Task directions: Count every line where "累计净值" occurs. Give the total alone.

==*==

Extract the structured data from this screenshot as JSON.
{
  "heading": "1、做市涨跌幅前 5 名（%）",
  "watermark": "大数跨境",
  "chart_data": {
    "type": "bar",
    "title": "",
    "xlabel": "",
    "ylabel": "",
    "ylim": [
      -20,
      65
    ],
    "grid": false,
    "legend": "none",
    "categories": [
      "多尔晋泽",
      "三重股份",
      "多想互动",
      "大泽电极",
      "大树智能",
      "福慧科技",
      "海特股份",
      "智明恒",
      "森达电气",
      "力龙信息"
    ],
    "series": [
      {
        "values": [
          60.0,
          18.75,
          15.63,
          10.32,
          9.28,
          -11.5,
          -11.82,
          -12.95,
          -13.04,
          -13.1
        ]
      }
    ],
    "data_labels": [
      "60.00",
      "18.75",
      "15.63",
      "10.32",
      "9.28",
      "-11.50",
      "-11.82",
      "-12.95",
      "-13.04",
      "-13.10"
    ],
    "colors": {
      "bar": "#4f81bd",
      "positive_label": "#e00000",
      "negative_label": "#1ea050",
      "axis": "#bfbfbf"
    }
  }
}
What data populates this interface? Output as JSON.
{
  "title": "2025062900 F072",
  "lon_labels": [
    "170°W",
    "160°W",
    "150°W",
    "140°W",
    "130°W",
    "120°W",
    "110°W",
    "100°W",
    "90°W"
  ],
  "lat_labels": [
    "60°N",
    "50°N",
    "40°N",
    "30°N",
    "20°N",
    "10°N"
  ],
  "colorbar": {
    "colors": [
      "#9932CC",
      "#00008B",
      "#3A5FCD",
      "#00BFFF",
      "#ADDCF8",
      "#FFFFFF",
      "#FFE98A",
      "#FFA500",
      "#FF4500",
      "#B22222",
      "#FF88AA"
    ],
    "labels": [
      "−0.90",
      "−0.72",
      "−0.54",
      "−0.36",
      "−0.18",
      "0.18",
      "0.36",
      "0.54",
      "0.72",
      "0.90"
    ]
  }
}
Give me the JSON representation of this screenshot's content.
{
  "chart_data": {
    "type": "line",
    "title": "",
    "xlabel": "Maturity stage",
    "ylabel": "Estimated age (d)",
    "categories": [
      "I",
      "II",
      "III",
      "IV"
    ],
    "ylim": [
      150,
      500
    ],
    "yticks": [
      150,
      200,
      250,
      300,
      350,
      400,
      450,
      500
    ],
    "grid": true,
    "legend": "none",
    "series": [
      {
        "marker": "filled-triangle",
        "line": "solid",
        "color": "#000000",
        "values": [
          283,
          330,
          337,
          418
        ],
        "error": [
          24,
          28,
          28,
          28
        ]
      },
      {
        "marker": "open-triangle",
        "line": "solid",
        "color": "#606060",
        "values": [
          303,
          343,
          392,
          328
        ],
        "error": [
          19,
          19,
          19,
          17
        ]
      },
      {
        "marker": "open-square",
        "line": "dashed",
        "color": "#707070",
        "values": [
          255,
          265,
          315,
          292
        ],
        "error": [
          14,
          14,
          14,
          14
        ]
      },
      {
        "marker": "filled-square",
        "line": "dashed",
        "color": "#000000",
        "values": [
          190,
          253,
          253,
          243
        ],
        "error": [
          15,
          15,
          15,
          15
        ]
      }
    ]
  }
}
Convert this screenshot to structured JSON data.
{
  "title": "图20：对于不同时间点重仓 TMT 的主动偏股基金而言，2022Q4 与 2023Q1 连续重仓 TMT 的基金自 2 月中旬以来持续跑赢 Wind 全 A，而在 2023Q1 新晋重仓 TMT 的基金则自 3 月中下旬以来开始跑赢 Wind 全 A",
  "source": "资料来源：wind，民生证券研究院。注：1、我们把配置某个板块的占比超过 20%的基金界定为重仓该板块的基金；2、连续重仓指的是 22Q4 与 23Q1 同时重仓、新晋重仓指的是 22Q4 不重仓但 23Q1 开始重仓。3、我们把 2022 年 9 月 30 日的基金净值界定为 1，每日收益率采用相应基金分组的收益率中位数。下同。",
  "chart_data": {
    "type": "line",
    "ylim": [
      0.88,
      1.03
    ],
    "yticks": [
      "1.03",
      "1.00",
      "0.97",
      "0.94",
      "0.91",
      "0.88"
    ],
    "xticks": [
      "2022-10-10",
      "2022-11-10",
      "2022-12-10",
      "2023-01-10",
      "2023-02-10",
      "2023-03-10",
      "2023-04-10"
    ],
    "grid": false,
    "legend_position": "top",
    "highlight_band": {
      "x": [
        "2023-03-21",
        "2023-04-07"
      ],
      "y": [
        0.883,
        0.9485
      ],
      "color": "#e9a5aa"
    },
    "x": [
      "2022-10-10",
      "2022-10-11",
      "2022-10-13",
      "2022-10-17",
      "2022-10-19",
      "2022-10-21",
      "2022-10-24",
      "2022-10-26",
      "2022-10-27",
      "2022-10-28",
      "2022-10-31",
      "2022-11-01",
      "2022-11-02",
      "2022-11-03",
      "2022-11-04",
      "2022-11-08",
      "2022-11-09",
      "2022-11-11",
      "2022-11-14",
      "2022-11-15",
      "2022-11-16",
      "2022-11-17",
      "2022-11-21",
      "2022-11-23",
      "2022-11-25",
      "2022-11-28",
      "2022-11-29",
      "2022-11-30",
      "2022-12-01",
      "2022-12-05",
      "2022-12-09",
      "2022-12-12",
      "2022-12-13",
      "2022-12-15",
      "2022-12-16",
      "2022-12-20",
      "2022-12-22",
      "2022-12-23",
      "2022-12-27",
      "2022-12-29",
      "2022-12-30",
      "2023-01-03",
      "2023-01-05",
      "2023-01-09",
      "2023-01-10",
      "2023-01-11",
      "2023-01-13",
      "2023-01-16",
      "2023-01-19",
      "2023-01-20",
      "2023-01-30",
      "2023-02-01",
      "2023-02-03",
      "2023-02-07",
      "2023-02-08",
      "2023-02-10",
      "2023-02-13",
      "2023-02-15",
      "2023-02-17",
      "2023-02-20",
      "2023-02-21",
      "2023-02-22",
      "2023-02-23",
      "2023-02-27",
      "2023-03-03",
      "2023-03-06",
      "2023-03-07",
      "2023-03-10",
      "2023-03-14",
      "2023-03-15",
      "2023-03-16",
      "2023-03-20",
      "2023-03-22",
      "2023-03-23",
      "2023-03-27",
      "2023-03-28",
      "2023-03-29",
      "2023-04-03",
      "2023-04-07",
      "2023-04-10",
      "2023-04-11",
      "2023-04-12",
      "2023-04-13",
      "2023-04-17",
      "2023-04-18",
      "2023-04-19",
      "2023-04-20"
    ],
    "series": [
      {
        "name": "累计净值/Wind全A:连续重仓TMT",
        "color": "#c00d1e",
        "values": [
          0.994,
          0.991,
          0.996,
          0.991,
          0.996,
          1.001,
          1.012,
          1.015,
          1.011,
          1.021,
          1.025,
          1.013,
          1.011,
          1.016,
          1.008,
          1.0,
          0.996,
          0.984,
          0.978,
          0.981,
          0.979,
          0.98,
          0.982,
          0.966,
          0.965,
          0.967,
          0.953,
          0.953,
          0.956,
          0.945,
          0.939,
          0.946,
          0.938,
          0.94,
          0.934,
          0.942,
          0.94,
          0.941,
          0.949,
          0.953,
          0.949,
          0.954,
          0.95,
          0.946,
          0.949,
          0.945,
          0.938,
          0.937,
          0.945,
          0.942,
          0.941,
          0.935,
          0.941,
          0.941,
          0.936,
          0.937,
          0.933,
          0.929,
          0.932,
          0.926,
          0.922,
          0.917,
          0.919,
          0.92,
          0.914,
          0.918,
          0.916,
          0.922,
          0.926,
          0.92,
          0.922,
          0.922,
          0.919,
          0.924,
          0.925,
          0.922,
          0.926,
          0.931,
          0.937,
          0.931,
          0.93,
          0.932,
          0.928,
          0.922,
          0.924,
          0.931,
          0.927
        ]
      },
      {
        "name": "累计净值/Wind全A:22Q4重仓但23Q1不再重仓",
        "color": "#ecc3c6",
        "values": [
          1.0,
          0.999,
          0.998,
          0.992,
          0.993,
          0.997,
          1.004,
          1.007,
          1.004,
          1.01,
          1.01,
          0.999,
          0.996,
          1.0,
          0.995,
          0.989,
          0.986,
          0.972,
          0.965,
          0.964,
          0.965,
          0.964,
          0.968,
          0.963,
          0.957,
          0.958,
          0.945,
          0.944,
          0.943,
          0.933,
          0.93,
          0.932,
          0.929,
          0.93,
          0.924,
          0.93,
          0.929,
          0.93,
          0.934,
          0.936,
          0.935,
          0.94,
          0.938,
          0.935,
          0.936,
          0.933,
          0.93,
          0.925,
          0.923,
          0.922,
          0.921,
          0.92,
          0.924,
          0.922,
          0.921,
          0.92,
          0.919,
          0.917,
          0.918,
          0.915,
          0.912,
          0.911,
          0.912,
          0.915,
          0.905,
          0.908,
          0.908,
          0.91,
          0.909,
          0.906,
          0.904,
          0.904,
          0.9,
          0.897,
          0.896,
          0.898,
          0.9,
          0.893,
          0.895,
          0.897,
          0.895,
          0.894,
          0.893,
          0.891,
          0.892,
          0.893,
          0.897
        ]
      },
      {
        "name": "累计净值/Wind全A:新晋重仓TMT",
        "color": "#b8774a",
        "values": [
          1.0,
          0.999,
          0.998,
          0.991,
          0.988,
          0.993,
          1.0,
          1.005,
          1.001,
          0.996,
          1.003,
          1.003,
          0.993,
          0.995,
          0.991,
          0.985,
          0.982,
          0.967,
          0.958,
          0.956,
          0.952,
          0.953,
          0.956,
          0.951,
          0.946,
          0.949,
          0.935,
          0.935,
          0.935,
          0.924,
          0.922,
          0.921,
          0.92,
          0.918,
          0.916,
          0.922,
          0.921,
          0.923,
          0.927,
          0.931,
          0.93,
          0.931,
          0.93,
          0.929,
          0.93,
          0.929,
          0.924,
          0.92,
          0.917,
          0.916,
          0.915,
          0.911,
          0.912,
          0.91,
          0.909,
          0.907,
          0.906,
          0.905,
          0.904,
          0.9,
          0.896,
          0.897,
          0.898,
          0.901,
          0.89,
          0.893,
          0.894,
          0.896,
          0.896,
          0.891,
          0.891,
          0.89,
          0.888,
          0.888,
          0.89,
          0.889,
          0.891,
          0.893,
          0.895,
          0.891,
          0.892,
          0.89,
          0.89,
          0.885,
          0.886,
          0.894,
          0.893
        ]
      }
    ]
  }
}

==*==

The answer: 3